- **AIM**: Recast the records from the start through the line that contains "cth-marker (614, 121, 636, 141)" as a numbered list, leaving out any blank lines and including that final line.

[Annotated region listings]
==============================

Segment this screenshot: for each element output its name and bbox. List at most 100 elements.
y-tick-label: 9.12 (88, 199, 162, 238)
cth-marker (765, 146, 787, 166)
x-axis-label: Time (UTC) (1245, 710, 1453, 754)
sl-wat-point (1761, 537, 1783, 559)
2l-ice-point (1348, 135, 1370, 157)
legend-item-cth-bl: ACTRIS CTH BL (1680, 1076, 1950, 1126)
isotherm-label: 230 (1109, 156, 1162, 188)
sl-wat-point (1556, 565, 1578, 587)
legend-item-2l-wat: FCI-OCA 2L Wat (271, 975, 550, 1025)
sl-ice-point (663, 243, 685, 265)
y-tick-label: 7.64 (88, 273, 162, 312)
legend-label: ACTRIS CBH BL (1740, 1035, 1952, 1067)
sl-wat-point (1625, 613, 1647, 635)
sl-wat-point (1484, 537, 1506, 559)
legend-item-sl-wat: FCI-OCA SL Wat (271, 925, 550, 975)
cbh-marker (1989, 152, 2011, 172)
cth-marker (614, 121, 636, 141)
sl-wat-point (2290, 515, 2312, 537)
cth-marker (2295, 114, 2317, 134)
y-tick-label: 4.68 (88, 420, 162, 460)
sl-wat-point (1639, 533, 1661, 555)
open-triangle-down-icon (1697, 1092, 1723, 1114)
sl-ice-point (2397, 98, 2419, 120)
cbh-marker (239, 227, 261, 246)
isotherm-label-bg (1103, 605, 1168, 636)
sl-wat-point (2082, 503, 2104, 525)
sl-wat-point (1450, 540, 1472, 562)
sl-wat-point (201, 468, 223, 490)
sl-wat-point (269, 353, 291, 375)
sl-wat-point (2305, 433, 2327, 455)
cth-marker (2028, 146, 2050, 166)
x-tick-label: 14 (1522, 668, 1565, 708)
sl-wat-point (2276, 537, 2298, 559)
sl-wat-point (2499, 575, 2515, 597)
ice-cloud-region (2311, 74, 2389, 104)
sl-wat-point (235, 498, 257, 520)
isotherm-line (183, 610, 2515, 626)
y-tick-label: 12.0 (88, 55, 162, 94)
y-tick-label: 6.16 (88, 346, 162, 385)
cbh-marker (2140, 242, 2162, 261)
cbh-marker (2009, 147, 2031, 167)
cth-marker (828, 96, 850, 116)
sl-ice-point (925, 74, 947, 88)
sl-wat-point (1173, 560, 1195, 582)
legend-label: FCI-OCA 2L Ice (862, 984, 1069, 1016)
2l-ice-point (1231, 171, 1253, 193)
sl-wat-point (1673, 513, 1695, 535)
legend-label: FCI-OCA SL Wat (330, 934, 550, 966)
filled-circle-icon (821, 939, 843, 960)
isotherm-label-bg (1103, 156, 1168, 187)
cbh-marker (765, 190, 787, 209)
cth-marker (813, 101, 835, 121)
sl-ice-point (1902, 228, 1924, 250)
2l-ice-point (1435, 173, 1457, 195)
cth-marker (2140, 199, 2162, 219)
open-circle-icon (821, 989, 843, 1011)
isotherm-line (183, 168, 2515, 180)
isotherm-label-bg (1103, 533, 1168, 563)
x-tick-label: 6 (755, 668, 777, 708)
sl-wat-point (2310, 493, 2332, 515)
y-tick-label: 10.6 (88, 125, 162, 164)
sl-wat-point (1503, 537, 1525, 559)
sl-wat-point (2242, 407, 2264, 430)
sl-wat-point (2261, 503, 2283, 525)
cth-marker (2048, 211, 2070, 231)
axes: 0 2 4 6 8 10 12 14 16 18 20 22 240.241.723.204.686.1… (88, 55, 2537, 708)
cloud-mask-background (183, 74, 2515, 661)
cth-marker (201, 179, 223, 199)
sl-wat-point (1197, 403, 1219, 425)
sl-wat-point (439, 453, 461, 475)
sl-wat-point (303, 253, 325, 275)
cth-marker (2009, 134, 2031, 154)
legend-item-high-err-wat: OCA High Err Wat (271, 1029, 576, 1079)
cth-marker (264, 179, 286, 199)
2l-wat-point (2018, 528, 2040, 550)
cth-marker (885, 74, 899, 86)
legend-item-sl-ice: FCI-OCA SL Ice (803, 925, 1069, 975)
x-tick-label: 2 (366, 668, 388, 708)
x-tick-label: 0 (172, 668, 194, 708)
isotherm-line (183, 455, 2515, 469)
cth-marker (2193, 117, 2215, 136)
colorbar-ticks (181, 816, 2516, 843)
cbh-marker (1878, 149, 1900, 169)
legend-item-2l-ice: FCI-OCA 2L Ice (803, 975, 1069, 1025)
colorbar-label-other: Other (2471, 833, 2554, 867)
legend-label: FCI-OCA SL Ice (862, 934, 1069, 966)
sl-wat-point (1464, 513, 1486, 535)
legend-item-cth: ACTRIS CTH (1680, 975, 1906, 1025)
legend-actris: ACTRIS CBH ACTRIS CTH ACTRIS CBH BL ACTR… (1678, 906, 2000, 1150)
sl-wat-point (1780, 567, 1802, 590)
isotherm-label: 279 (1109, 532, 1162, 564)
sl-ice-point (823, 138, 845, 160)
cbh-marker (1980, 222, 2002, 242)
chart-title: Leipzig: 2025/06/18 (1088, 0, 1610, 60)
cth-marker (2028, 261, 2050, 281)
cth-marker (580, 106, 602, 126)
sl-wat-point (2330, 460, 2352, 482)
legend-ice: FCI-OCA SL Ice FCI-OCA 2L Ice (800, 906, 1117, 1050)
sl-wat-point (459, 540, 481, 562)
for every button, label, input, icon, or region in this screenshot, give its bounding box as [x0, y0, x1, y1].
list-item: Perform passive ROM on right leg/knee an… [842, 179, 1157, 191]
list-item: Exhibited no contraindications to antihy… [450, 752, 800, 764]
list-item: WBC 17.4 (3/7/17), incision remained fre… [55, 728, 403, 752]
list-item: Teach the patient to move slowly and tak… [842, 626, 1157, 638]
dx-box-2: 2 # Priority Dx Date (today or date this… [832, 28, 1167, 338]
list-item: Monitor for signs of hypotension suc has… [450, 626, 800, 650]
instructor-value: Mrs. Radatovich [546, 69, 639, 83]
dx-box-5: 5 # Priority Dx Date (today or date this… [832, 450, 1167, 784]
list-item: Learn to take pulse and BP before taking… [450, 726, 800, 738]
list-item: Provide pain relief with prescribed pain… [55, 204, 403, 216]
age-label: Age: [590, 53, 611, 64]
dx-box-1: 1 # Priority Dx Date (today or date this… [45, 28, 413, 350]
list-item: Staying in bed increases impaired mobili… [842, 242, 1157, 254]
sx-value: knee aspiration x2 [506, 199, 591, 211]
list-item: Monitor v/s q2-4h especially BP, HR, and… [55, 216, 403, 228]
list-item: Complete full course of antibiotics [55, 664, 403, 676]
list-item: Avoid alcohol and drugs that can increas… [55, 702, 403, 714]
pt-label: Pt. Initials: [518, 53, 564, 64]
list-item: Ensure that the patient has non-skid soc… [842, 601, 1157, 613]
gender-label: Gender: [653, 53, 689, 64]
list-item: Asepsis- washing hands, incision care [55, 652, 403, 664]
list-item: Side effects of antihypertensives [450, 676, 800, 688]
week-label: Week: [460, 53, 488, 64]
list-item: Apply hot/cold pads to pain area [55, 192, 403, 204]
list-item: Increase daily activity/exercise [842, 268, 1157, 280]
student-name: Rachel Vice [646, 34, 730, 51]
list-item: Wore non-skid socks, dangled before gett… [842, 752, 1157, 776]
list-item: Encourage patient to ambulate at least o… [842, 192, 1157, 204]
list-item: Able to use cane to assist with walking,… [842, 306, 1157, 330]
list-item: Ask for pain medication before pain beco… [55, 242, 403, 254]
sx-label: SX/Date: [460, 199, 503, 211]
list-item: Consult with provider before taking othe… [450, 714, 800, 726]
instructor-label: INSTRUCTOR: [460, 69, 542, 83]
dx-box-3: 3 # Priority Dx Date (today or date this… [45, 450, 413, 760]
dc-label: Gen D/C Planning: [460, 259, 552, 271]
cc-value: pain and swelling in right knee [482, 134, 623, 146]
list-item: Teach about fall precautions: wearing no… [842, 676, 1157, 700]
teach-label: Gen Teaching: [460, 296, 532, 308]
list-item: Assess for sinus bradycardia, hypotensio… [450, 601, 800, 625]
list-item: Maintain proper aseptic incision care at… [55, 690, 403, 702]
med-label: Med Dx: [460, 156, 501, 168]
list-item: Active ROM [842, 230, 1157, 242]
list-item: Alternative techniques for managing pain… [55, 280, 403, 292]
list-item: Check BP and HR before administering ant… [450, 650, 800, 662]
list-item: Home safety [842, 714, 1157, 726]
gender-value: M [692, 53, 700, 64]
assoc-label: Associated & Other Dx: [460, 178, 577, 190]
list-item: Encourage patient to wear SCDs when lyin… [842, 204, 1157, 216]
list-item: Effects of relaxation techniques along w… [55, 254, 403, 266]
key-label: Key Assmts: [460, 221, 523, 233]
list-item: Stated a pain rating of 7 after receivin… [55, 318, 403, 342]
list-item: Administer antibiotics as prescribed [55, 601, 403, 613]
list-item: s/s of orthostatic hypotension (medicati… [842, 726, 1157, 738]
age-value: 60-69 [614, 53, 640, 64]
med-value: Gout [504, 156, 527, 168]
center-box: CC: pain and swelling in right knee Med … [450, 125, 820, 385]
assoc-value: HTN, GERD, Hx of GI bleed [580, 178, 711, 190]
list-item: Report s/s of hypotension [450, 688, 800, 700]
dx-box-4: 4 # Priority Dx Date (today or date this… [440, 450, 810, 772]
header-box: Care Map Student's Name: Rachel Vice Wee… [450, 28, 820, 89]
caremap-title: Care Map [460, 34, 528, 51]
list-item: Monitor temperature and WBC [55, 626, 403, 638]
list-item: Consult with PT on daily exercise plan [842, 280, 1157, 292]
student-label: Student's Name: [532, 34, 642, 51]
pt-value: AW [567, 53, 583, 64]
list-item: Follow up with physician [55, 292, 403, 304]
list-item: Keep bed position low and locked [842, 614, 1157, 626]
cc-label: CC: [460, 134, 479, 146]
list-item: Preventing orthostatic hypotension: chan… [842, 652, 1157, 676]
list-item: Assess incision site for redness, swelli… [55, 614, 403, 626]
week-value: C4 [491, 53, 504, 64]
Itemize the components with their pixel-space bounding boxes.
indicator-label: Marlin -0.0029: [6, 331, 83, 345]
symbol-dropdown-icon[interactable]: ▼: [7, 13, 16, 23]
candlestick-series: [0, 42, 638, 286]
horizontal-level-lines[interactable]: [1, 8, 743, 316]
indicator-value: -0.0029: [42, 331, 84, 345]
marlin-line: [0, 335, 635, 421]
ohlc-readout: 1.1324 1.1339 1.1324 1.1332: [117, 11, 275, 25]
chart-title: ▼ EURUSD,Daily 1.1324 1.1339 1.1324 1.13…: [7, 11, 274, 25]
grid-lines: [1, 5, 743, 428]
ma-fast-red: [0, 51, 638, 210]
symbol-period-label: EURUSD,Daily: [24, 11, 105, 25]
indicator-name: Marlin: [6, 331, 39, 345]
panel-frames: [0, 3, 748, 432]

==============================

- **TASK SOLUTION**:
1. Segment this screenshot: for each element output its name and bbox. List at most 100 elements.
2. y-tick-label: 9.12 (88, 199, 162, 238)
3. cth-marker (765, 146, 787, 166)
4. x-axis-label: Time (UTC) (1245, 710, 1453, 754)
5. sl-wat-point (1761, 537, 1783, 559)
6. 2l-ice-point (1348, 135, 1370, 157)
7. legend-item-cth-bl: ACTRIS CTH BL (1680, 1076, 1950, 1126)
8. isotherm-label: 230 (1109, 156, 1162, 188)
9. sl-wat-point (1556, 565, 1578, 587)
10. legend-item-2l-wat: FCI-OCA 2L Wat (271, 975, 550, 1025)
11. sl-ice-point (663, 243, 685, 265)
12. y-tick-label: 7.64 (88, 273, 162, 312)
13. legend-label: ACTRIS CBH BL (1740, 1035, 1952, 1067)
14. sl-wat-point (1625, 613, 1647, 635)
15. sl-wat-point (1484, 537, 1506, 559)
16. legend-item-sl-wat: FCI-OCA SL Wat (271, 925, 550, 975)
17. cbh-marker (1989, 152, 2011, 172)
18. cth-marker (614, 121, 636, 141)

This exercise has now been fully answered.